[Begin Provided entries]

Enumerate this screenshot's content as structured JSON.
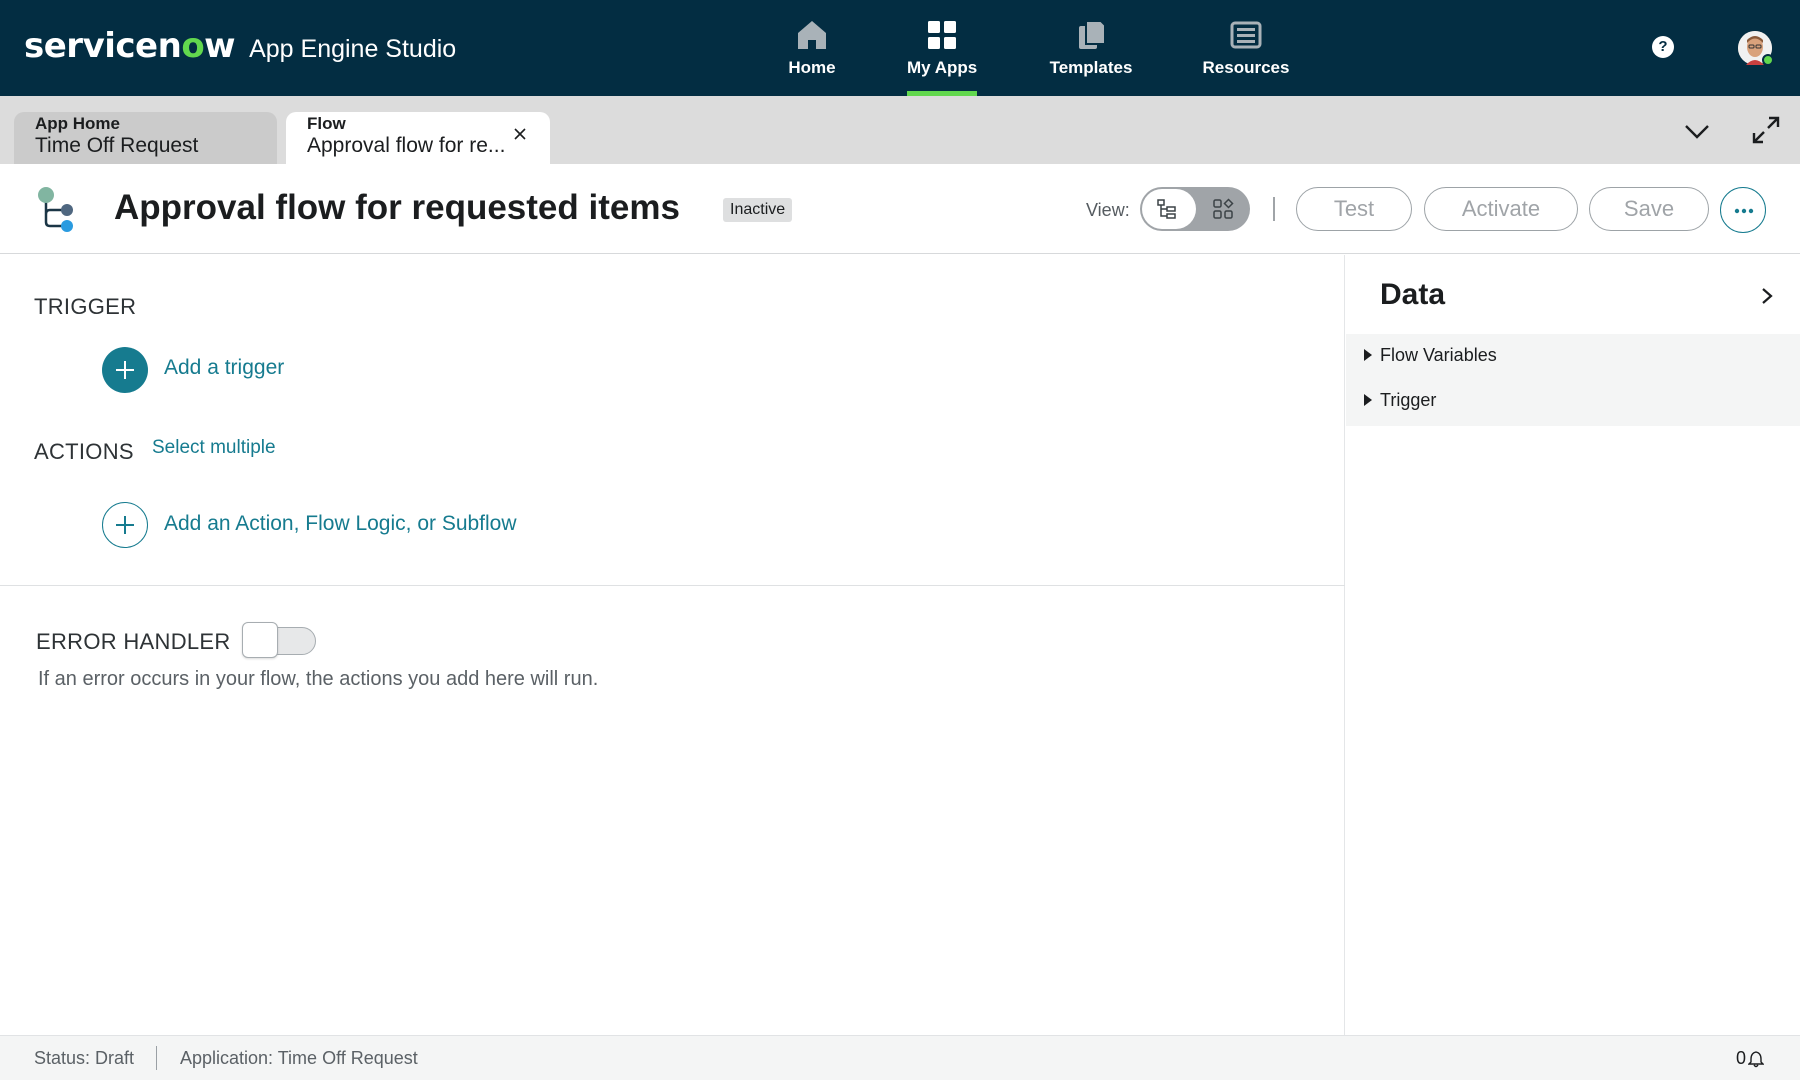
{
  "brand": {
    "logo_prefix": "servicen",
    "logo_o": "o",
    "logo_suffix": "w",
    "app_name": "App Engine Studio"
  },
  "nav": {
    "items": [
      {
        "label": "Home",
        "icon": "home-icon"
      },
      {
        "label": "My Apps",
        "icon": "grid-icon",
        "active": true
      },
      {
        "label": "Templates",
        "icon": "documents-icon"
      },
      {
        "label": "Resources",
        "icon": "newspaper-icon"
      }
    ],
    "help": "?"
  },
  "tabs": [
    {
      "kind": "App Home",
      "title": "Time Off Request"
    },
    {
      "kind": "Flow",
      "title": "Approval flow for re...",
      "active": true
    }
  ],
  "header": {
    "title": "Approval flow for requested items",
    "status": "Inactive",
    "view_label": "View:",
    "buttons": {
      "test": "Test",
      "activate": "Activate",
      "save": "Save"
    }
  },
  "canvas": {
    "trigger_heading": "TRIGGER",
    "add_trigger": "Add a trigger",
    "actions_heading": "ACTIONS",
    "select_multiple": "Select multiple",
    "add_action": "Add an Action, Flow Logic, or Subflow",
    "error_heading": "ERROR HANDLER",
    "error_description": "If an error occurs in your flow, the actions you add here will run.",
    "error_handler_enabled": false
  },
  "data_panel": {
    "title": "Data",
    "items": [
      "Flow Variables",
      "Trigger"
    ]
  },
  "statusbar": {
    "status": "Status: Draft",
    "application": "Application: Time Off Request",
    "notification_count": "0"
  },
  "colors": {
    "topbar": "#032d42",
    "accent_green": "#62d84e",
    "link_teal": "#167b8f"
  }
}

[End Provided entries]

_Exercise_
Omit every picture, and otherwise quote the entries exactly.

_Output of the task_
Enumerate this screenshot's content as structured JSON.
{
  "brand": {
    "logo_prefix": "servicen",
    "logo_o": "o",
    "logo_suffix": "w",
    "app_name": "App Engine Studio"
  },
  "nav": {
    "items": [
      {
        "label": "Home",
        "icon": "home-icon"
      },
      {
        "label": "My Apps",
        "icon": "grid-icon",
        "active": true
      },
      {
        "label": "Templates",
        "icon": "documents-icon"
      },
      {
        "label": "Resources",
        "icon": "newspaper-icon"
      }
    ],
    "help": "?"
  },
  "tabs": [
    {
      "kind": "App Home",
      "title": "Time Off Request"
    },
    {
      "kind": "Flow",
      "title": "Approval flow for re...",
      "active": true
    }
  ],
  "header": {
    "title": "Approval flow for requested items",
    "status": "Inactive",
    "view_label": "View:",
    "buttons": {
      "test": "Test",
      "activate": "Activate",
      "save": "Save"
    }
  },
  "canvas": {
    "trigger_heading": "TRIGGER",
    "add_trigger": "Add a trigger",
    "actions_heading": "ACTIONS",
    "select_multiple": "Select multiple",
    "add_action": "Add an Action, Flow Logic, or Subflow",
    "error_heading": "ERROR HANDLER",
    "error_description": "If an error occurs in your flow, the actions you add here will run.",
    "error_handler_enabled": false
  },
  "data_panel": {
    "title": "Data",
    "items": [
      "Flow Variables",
      "Trigger"
    ]
  },
  "statusbar": {
    "status": "Status: Draft",
    "application": "Application: Time Off Request",
    "notification_count": "0"
  },
  "colors": {
    "topbar": "#032d42",
    "accent_green": "#62d84e",
    "link_teal": "#167b8f"
  }
}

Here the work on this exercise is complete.